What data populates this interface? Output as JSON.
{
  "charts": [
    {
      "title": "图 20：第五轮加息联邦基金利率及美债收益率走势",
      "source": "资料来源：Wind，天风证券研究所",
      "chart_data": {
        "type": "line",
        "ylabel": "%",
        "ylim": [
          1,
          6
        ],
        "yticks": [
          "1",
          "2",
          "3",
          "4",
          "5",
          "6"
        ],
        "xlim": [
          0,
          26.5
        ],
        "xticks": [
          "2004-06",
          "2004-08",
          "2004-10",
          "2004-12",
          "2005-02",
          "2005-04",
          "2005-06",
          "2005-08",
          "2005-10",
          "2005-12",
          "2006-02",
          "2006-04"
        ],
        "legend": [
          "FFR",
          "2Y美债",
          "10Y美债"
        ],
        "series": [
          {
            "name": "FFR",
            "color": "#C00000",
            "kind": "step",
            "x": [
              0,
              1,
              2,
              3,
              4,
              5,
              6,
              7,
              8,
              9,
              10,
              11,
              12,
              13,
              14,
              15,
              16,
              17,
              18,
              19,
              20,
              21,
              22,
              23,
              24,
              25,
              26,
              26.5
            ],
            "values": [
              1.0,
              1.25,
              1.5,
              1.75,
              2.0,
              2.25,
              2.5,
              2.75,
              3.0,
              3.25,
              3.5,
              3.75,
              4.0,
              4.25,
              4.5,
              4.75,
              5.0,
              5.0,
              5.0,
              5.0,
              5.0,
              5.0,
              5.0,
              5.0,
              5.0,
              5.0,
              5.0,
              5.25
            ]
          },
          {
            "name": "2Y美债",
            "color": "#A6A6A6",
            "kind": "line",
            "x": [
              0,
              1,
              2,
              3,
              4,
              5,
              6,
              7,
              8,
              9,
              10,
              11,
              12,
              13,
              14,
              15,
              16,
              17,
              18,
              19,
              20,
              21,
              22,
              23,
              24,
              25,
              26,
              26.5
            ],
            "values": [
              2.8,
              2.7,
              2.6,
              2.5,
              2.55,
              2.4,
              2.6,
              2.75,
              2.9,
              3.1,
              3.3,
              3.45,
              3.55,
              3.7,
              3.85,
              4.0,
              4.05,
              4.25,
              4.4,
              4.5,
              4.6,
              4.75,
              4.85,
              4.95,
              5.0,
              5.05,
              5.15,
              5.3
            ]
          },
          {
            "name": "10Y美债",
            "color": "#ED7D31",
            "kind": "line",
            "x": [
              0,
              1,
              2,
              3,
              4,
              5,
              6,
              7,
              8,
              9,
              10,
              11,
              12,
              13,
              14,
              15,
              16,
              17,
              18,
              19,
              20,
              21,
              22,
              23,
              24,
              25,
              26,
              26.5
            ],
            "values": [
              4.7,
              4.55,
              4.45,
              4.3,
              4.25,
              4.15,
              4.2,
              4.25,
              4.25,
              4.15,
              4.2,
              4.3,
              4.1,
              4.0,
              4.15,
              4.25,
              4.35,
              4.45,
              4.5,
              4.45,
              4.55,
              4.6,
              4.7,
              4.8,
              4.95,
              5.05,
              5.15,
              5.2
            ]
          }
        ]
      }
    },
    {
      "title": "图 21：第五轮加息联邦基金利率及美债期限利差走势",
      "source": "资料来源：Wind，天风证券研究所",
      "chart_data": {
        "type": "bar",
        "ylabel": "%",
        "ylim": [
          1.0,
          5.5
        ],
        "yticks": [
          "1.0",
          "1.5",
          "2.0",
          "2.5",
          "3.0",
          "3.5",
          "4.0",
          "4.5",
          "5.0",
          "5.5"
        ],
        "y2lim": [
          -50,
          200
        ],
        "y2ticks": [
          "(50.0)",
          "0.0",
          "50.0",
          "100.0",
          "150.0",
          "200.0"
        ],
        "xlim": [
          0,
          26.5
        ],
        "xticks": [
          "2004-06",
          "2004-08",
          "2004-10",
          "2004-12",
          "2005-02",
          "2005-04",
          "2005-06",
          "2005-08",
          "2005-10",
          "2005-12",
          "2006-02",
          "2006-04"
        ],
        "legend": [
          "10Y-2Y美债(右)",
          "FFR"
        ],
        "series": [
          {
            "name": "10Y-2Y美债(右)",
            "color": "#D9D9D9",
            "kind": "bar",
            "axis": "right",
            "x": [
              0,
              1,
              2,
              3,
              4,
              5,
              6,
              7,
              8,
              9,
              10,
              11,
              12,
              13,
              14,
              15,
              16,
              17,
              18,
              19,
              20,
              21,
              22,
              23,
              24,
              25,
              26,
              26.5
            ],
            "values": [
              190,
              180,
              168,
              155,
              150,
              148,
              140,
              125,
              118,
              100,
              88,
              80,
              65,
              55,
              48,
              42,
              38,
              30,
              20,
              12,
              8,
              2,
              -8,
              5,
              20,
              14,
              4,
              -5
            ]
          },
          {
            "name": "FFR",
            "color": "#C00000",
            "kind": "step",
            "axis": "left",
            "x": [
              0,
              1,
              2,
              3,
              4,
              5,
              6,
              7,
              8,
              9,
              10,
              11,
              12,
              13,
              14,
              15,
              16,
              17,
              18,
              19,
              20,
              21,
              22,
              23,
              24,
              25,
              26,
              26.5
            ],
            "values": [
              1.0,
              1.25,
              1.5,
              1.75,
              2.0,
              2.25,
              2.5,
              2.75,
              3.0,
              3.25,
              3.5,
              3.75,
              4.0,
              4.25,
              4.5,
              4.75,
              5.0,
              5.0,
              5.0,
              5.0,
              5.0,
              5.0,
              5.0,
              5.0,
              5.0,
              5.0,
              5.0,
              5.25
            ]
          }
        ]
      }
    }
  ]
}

_Required work_: From the data above, copy each line that holds "title".

_Full response_:
      "title": "图 20：第五轮加息联邦基金利率及美债收益率走势",
      "title": "图 21：第五轮加息联邦基金利率及美债期限利差走势",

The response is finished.